**DATA SHOWN:**
###

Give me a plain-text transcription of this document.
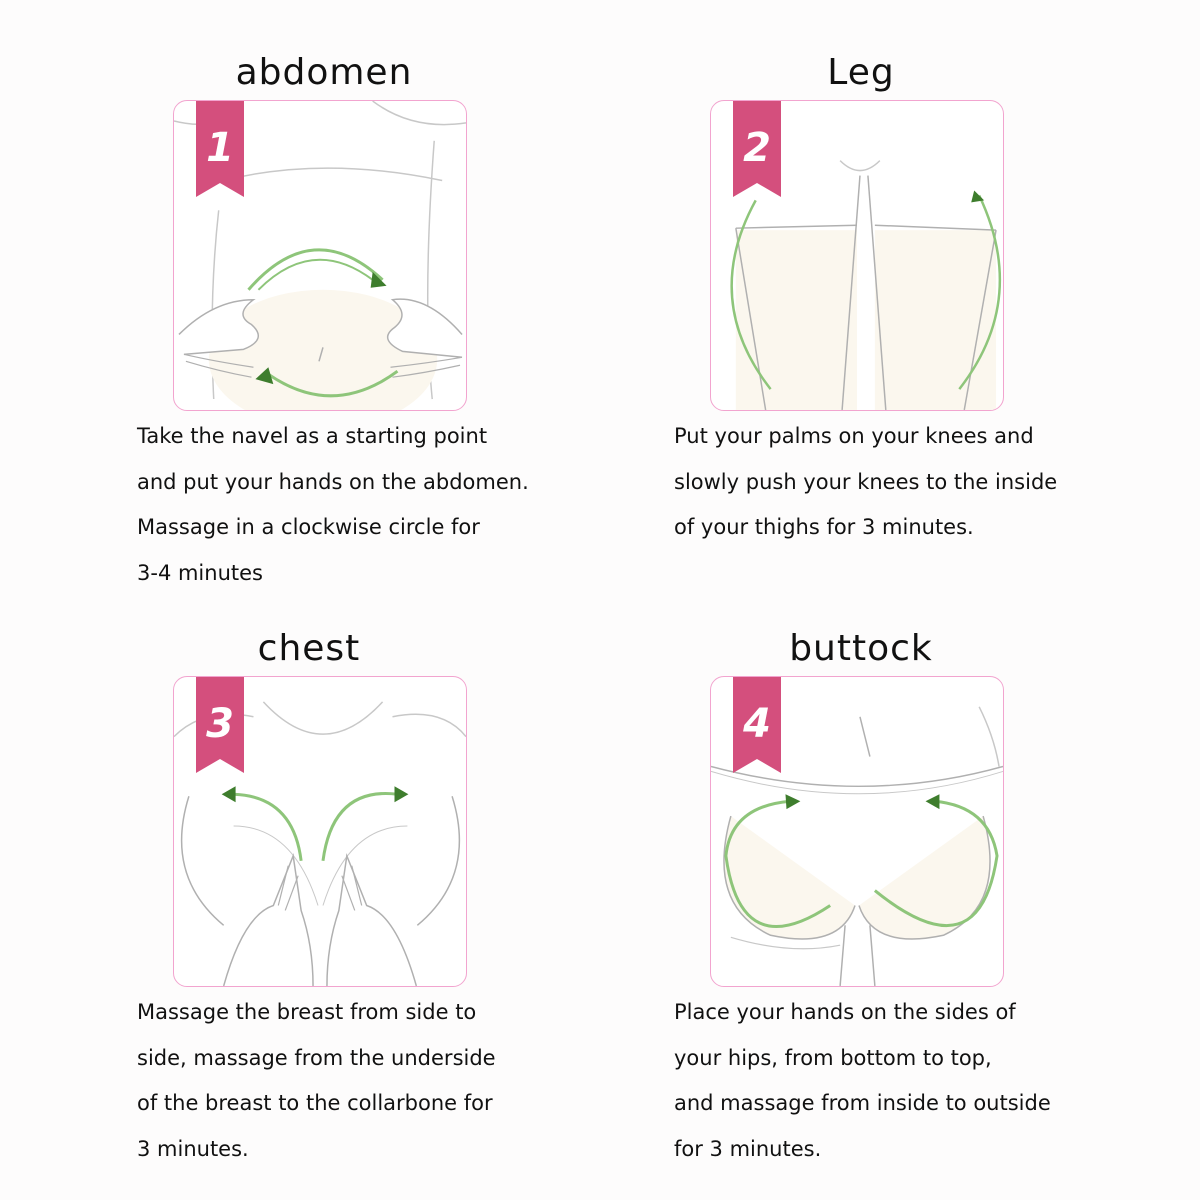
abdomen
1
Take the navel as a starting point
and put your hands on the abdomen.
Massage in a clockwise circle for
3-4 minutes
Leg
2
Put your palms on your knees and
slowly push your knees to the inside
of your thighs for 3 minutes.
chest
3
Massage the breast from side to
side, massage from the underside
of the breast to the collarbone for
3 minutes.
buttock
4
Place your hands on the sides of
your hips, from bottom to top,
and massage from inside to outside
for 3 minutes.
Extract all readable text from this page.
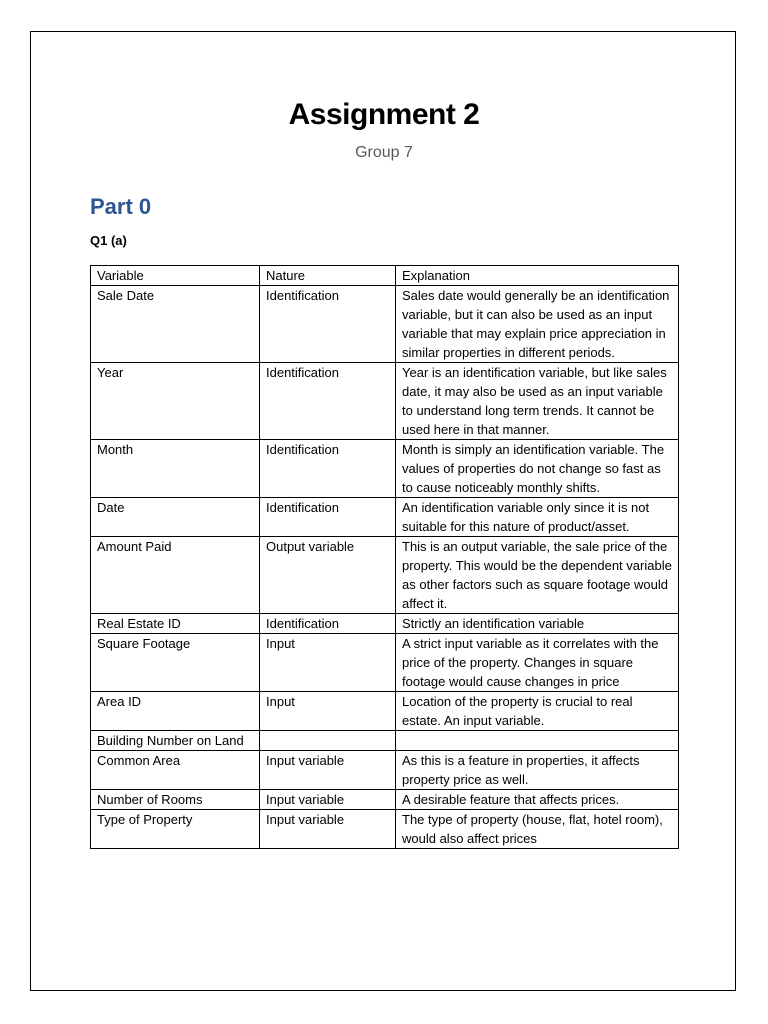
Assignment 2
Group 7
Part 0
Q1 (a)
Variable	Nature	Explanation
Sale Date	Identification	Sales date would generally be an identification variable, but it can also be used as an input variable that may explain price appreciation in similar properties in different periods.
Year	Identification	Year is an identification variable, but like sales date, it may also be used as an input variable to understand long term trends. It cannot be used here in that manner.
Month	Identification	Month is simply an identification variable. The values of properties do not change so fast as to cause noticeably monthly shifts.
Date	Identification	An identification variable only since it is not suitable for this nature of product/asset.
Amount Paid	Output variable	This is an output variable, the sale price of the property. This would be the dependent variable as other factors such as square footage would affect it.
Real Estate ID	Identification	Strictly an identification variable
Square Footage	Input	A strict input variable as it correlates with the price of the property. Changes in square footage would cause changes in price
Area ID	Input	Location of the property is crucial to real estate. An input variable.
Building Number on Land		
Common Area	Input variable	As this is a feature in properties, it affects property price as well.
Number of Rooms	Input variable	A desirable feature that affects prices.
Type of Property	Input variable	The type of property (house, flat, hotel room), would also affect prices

###

**PROBLEM TO SOLVE:** All the records above need to be given again word for word. Skip the pictures.

**COMPLETED EXERCISE:**
Give me a plain-text transcription of this document.
abdomen
1
Take the navel as a starting point
and put your hands on the abdomen.
Massage in a clockwise circle for
3-4 minutes
Leg
2
Put your palms on your knees and
slowly push your knees to the inside
of your thighs for 3 minutes.
chest
3
Massage the breast from side to
side, massage from the underside
of the breast to the collarbone for
3 minutes.
buttock
4
Place your hands on the sides of
your hips, from bottom to top,
and massage from inside to outside
for 3 minutes.
Extract all readable text from this page.
Assignment 2
Group 7
Part 0
Q1 (a)
Variable	Nature	Explanation
Sale Date	Identification	Sales date would generally be an identification variable, but it can also be used as an input variable that may explain price appreciation in similar properties in different periods.
Year	Identification	Year is an identification variable, but like sales date, it may also be used as an input variable to understand long term trends. It cannot be used here in that manner.
Month	Identification	Month is simply an identification variable. The values of properties do not change so fast as to cause noticeably monthly shifts.
Date	Identification	An identification variable only since it is not suitable for this nature of product/asset.
Amount Paid	Output variable	This is an output variable, the sale price of the property. This would be the dependent variable as other factors such as square footage would affect it.
Real Estate ID	Identification	Strictly an identification variable
Square Footage	Input	A strict input variable as it correlates with the price of the property. Changes in square footage would cause changes in price
Area ID	Input	Location of the property is crucial to real estate. An input variable.
Building Number on Land		
Common Area	Input variable	As this is a feature in properties, it affects property price as well.
Number of Rooms	Input variable	A desirable feature that affects prices.
Type of Property	Input variable	The type of property (house, flat, hotel room), would also affect prices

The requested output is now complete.